The problem ::
Copy out the listing that follows, exact in every word, and skip the images.

Record set ::
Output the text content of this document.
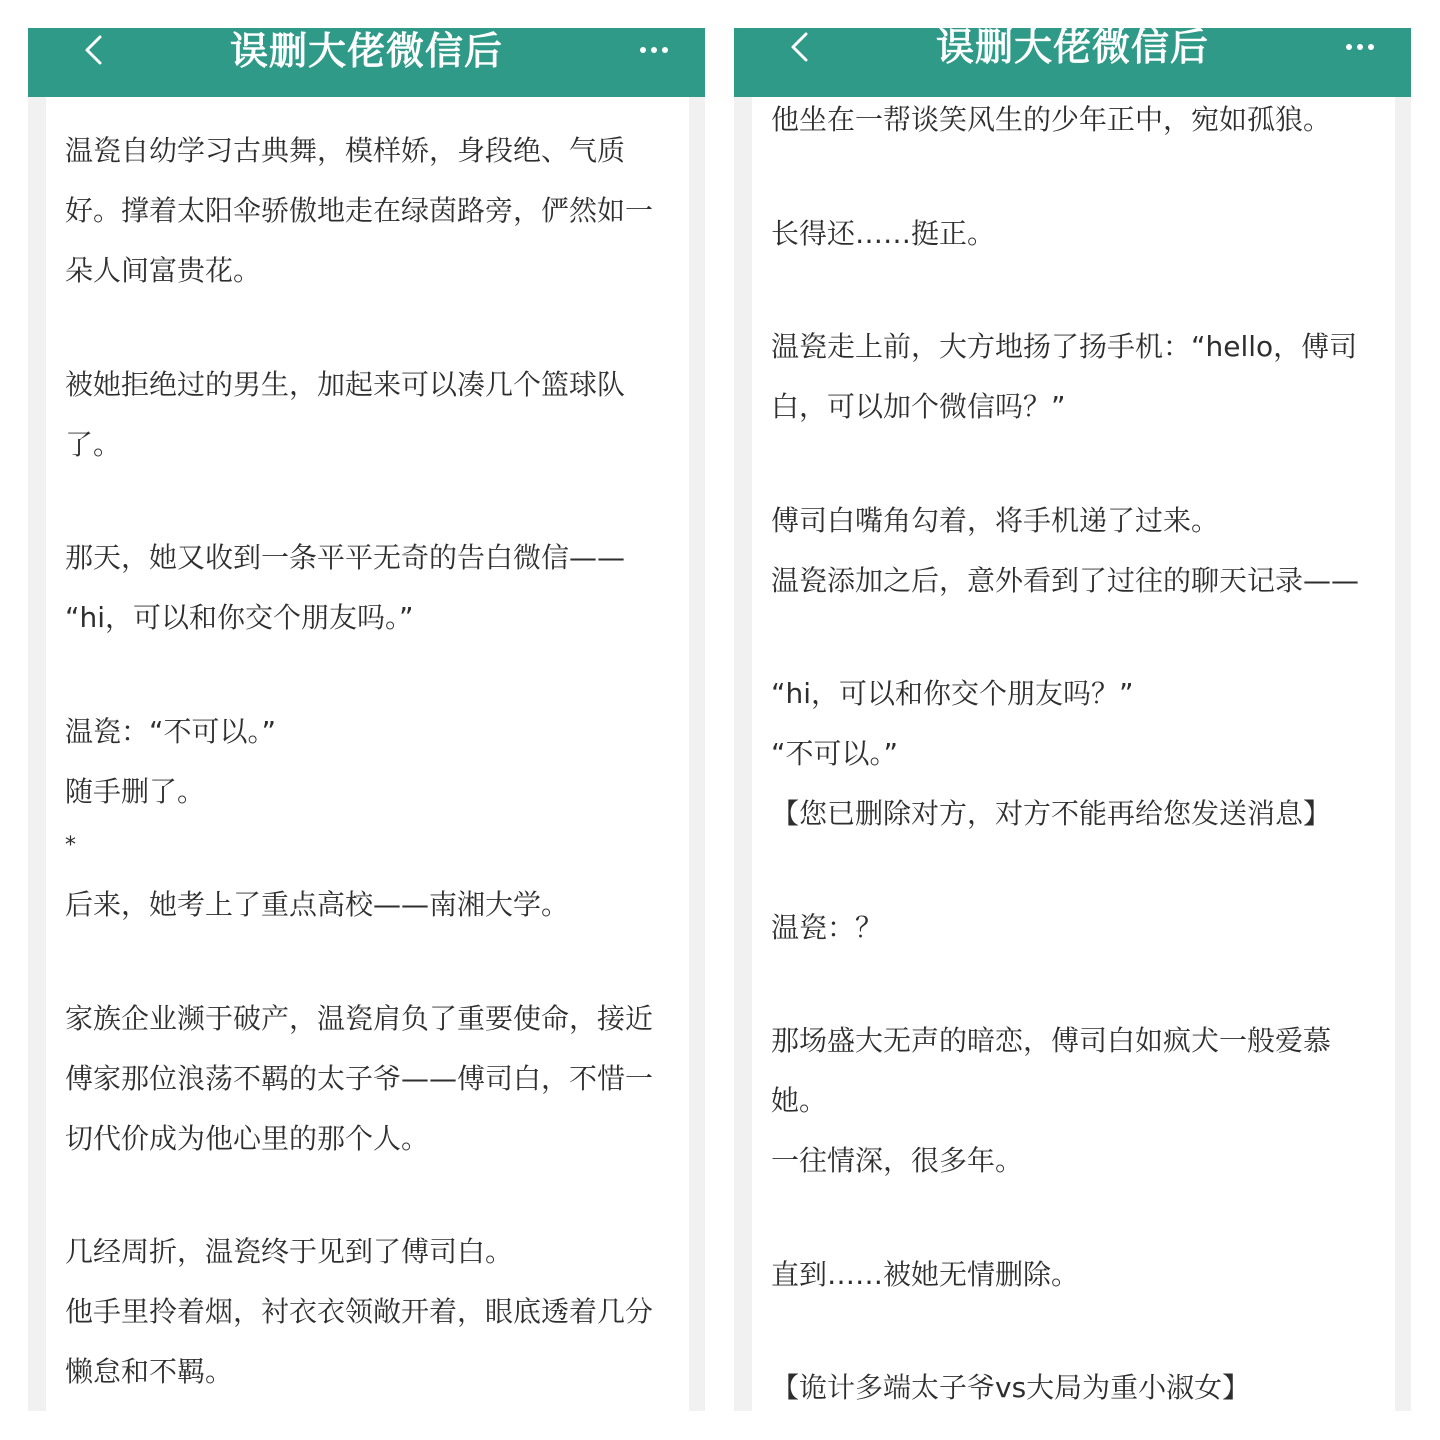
误删大佬微信后
温瓷自幼学习古典舞，模样娇，身段绝、气质
好。撑着太阳伞骄傲地走在绿茵路旁，俨然如一
朵人间富贵花。
被她拒绝过的男生，加起来可以凑几个篮球队
了。
那天，她又收到一条平平无奇的告白微信——
“hi，可以和你交个朋友吗。”
温瓷：“不可以。”
随手删了。
*
后来，她考上了重点高校——南湘大学。
家族企业濒于破产，温瓷肩负了重要使命，接近
傅家那位浪荡不羁的太子爷——傅司白，不惜一
切代价成为他心里的那个人。
几经周折，温瓷终于见到了傅司白。
他手里拎着烟，衬衣衣领敞开着，眼底透着几分
懒怠和不羁。
误删大佬微信后
他坐在一帮谈笑风生的少年正中，宛如孤狼。
长得还……挺正。
温瓷走上前，大方地扬了扬手机：“hello，傅司
白，可以加个微信吗？”
傅司白嘴角勾着，将手机递了过来。
温瓷添加之后，意外看到了过往的聊天记录——
“hi，可以和你交个朋友吗？”
“不可以。”
【您已删除对方，对方不能再给您发送消息】
温瓷：？
那场盛大无声的暗恋，傅司白如疯犬一般爱慕
她。
一往情深，很多年。
直到……被她无情删除。
【诡计多端太子爷vs大局为重小淑女】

Task result ::
Output the text content of this document.
误删大佬微信后
温瓷自幼学习古典舞，模样娇，身段绝、气质
好。撑着太阳伞骄傲地走在绿茵路旁，俨然如一
朵人间富贵花。
被她拒绝过的男生，加起来可以凑几个篮球队
了。
那天，她又收到一条平平无奇的告白微信——
“hi，可以和你交个朋友吗。”
温瓷：“不可以。”
随手删了。
*
后来，她考上了重点高校——南湘大学。
家族企业濒于破产，温瓷肩负了重要使命，接近
傅家那位浪荡不羁的太子爷——傅司白，不惜一
切代价成为他心里的那个人。
几经周折，温瓷终于见到了傅司白。
他手里拎着烟，衬衣衣领敞开着，眼底透着几分
懒怠和不羁。
误删大佬微信后
他坐在一帮谈笑风生的少年正中，宛如孤狼。
长得还……挺正。
温瓷走上前，大方地扬了扬手机：“hello，傅司
白，可以加个微信吗？”
傅司白嘴角勾着，将手机递了过来。
温瓷添加之后，意外看到了过往的聊天记录——
“hi，可以和你交个朋友吗？”
“不可以。”
【您已删除对方，对方不能再给您发送消息】
温瓷：？
那场盛大无声的暗恋，傅司白如疯犬一般爱慕
她。
一往情深，很多年。
直到……被她无情删除。
【诡计多端太子爷vs大局为重小淑女】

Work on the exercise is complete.